PROVIDED RECORDS
_ _ _ _
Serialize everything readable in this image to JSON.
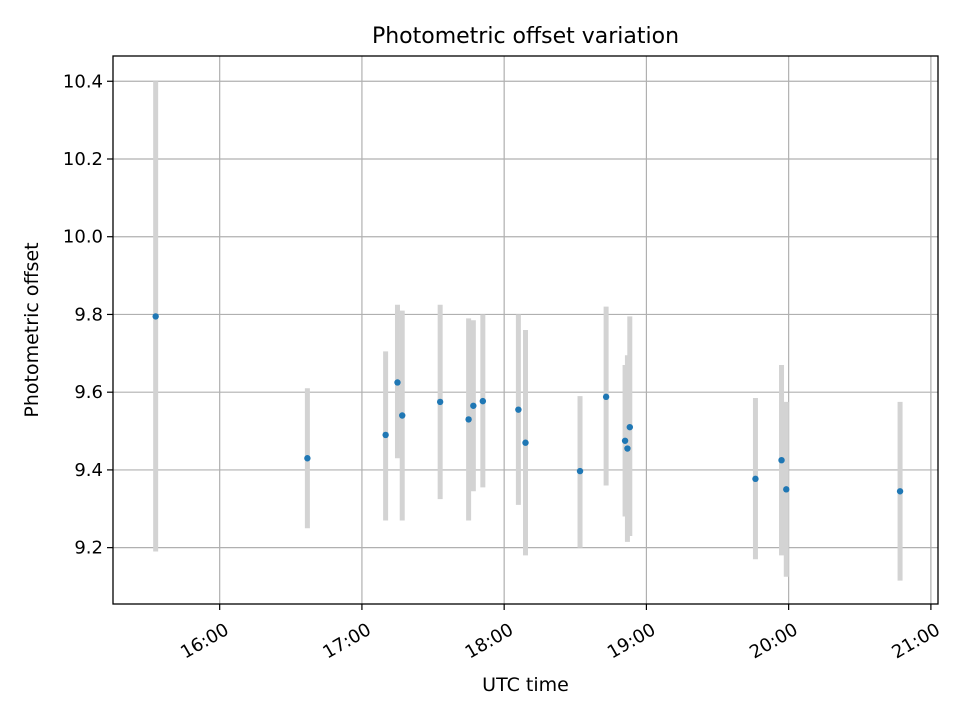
{
  "chart_data": {
    "type": "scatter",
    "title": "Photometric offset variation",
    "xlabel": "UTC time",
    "ylabel": "Photometric offset",
    "grid": true,
    "xlim": [
      "15:15",
      "21:03"
    ],
    "ylim": [
      9.055,
      10.465
    ],
    "x_ticks": [
      "16:00",
      "17:00",
      "18:00",
      "19:00",
      "20:00",
      "21:00"
    ],
    "y_ticks": [
      "9.2",
      "9.4",
      "9.6",
      "9.8",
      "10.0",
      "10.2",
      "10.4"
    ],
    "point_color": "#1f77b4",
    "errorbar_color": "#d3d3d3",
    "points": [
      {
        "x": "15:33",
        "y": 9.795,
        "y_low": 9.19,
        "y_high": 10.4
      },
      {
        "x": "16:37",
        "y": 9.43,
        "y_low": 9.25,
        "y_high": 9.61
      },
      {
        "x": "17:10",
        "y": 9.49,
        "y_low": 9.27,
        "y_high": 9.705
      },
      {
        "x": "17:15",
        "y": 9.625,
        "y_low": 9.43,
        "y_high": 9.825
      },
      {
        "x": "17:17",
        "y": 9.54,
        "y_low": 9.27,
        "y_high": 9.81
      },
      {
        "x": "17:33",
        "y": 9.575,
        "y_low": 9.325,
        "y_high": 9.825
      },
      {
        "x": "17:45",
        "y": 9.53,
        "y_low": 9.27,
        "y_high": 9.79
      },
      {
        "x": "17:47",
        "y": 9.565,
        "y_low": 9.345,
        "y_high": 9.785
      },
      {
        "x": "17:51",
        "y": 9.577,
        "y_low": 9.355,
        "y_high": 9.8
      },
      {
        "x": "18:06",
        "y": 9.555,
        "y_low": 9.31,
        "y_high": 9.8
      },
      {
        "x": "18:09",
        "y": 9.47,
        "y_low": 9.18,
        "y_high": 9.76
      },
      {
        "x": "18:32",
        "y": 9.397,
        "y_low": 9.2,
        "y_high": 9.59
      },
      {
        "x": "18:43",
        "y": 9.588,
        "y_low": 9.36,
        "y_high": 9.82
      },
      {
        "x": "18:51",
        "y": 9.475,
        "y_low": 9.28,
        "y_high": 9.67
      },
      {
        "x": "18:52",
        "y": 9.455,
        "y_low": 9.215,
        "y_high": 9.695
      },
      {
        "x": "18:53",
        "y": 9.51,
        "y_low": 9.23,
        "y_high": 9.795
      },
      {
        "x": "19:46",
        "y": 9.377,
        "y_low": 9.17,
        "y_high": 9.585
      },
      {
        "x": "19:57",
        "y": 9.425,
        "y_low": 9.18,
        "y_high": 9.67
      },
      {
        "x": "19:59",
        "y": 9.35,
        "y_low": 9.125,
        "y_high": 9.575
      },
      {
        "x": "20:47",
        "y": 9.345,
        "y_low": 9.115,
        "y_high": 9.575
      }
    ]
  }
}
_ _ _ _
WHAT YOU NEED TO DO
Give the number of lines in the records that contain the string "offset", and nothing besides.

FINAL RESULT
2